++++ PROVIDED DATA ++++

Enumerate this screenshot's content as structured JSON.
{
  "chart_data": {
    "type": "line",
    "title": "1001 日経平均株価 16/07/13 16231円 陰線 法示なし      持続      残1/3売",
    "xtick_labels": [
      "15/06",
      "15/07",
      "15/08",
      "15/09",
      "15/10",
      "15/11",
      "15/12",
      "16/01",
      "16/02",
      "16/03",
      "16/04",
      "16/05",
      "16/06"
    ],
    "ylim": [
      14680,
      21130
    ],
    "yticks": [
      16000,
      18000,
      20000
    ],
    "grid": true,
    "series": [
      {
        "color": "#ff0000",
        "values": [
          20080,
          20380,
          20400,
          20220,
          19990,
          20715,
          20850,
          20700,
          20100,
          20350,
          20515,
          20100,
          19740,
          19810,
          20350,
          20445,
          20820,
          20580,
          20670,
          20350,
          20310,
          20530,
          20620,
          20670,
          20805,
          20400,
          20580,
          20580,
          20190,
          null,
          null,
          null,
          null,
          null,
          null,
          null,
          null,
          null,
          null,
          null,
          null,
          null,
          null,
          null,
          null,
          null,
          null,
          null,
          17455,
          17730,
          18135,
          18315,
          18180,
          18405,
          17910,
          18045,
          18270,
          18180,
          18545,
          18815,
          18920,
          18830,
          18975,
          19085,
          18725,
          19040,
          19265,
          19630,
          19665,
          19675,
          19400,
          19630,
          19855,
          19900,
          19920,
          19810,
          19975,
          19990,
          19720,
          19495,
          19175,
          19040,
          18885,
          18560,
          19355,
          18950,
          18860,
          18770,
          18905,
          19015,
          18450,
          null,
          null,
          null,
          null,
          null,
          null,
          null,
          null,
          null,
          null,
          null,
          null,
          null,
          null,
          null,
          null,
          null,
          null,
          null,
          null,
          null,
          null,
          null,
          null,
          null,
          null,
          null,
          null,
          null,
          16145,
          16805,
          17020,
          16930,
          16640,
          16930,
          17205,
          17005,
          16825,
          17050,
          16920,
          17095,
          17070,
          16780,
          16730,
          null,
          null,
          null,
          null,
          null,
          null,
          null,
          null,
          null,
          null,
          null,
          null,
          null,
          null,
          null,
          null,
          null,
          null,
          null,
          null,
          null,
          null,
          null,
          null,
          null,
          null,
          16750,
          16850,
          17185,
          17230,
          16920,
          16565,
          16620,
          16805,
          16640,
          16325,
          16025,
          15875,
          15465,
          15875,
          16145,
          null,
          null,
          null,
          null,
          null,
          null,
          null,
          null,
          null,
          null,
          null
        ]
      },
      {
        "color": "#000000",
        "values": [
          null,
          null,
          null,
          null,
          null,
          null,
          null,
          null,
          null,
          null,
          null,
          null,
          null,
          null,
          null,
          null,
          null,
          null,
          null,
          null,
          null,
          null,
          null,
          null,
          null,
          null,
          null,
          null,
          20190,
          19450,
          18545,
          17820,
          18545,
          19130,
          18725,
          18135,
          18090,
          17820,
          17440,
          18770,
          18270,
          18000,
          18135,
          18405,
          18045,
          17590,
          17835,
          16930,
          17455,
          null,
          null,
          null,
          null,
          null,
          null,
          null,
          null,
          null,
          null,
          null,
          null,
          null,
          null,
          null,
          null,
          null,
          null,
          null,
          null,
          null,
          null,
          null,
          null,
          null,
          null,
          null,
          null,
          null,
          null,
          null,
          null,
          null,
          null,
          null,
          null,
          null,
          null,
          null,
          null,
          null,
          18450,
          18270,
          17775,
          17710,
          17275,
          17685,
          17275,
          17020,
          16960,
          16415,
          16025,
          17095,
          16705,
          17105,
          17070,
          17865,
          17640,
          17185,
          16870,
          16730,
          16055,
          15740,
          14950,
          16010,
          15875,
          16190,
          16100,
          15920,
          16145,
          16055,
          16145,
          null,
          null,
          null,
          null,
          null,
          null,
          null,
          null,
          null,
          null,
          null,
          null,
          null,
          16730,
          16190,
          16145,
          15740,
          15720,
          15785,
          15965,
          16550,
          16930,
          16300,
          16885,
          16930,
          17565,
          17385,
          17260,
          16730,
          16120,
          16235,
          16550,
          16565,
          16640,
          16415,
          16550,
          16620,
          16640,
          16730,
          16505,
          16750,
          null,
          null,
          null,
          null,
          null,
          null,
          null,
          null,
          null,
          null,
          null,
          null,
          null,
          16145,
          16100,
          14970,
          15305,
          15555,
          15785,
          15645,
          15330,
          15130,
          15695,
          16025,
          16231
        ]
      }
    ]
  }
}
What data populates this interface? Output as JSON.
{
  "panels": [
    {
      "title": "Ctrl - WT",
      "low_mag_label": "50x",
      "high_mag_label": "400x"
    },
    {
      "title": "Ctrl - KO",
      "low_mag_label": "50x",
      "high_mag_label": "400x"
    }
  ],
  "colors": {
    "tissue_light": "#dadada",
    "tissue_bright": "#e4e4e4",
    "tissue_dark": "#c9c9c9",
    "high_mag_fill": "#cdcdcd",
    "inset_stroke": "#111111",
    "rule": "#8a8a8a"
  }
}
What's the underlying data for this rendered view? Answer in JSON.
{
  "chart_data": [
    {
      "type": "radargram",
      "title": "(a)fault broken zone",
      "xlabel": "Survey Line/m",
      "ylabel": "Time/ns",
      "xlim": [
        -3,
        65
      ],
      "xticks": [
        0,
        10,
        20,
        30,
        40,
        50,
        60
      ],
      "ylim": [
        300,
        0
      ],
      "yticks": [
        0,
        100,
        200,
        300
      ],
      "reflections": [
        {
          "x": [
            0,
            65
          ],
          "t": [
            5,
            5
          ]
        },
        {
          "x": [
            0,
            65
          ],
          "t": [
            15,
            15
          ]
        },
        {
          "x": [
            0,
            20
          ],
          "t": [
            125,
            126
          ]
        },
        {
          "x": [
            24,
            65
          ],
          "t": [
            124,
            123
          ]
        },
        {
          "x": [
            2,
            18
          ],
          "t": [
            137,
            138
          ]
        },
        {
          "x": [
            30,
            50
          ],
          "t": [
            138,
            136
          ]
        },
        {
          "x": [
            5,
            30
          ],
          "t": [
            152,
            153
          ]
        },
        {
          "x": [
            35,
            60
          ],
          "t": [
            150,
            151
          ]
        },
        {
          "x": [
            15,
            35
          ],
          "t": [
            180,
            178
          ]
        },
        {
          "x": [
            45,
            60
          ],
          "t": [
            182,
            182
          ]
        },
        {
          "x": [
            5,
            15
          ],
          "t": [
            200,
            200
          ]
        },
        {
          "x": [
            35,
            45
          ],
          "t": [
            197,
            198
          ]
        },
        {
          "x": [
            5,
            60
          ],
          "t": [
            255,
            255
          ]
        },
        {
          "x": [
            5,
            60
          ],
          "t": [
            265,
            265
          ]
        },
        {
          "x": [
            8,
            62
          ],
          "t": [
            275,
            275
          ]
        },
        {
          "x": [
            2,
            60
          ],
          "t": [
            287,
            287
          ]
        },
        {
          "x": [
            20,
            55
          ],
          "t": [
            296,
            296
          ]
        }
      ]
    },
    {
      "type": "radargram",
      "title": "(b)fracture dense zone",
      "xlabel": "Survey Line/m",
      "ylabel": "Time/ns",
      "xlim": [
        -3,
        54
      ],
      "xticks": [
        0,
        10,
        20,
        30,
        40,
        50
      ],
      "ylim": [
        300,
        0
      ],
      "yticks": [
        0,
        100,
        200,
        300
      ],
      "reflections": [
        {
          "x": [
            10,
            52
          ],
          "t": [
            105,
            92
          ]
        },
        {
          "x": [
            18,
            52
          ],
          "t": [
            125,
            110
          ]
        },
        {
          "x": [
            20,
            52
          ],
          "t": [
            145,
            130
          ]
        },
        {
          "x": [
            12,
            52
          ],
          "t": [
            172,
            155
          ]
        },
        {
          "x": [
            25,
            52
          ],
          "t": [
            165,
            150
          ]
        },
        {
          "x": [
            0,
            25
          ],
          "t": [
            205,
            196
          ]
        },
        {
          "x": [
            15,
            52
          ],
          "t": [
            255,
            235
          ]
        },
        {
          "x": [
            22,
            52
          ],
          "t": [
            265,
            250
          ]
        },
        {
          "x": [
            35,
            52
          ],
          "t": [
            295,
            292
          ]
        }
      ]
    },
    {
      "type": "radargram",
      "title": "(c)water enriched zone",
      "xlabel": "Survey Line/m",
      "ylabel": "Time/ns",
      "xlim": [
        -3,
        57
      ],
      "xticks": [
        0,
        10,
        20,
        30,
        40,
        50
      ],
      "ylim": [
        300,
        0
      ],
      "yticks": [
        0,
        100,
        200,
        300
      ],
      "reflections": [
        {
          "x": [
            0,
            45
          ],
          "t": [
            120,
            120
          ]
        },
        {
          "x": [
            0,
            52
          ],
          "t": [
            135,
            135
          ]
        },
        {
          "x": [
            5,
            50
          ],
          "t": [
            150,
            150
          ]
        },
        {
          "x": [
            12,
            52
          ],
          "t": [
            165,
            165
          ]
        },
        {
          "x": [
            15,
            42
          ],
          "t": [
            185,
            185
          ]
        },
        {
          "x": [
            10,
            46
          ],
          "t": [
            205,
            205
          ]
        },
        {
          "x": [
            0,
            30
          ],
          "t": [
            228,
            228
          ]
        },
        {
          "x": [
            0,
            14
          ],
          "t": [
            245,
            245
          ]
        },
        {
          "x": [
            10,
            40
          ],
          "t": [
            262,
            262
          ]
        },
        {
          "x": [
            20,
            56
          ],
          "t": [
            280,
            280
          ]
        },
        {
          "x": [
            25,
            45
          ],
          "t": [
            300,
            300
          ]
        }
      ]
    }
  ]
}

++++

TASK -> Search the listing for the word "JSON". Copy every line in which it occurs.

WRITTEN RESPONSE ->
Enumerate this screenshot's content as structured JSON.
What data populates this interface? Output as JSON.
What's the underlying data for this rendered view? Answer in JSON.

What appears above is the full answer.